§ **Your instructions**
Where a line of the material contains the string "Inch", copy that line.

§ **Supplied data**
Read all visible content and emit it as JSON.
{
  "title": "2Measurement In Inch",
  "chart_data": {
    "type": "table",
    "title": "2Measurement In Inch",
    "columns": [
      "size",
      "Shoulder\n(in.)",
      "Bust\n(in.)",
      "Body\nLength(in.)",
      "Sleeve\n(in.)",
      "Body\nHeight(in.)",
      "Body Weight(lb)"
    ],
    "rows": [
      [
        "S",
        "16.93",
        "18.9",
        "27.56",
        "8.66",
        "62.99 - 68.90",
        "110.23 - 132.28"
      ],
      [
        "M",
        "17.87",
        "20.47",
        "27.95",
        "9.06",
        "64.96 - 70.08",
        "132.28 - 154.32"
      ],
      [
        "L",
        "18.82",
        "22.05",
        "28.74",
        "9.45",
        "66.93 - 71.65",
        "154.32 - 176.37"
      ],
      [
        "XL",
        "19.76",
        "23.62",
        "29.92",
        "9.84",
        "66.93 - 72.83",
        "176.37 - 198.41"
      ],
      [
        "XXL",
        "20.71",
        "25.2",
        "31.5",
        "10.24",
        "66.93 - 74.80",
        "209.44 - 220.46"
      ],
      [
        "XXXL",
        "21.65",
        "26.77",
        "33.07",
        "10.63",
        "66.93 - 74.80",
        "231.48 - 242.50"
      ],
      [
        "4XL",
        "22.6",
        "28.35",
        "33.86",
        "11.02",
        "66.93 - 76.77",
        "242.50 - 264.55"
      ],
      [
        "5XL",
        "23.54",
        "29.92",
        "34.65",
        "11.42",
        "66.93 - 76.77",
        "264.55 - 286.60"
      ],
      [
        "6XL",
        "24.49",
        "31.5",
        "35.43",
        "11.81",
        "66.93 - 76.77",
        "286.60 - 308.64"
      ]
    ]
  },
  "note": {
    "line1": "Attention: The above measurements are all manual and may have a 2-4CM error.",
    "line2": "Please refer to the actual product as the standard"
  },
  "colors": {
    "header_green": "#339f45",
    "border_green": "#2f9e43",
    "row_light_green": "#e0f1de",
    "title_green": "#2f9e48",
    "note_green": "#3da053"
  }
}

§ **The response**
  "title": "2Measurement In Inch",
    "title": "2Measurement In Inch",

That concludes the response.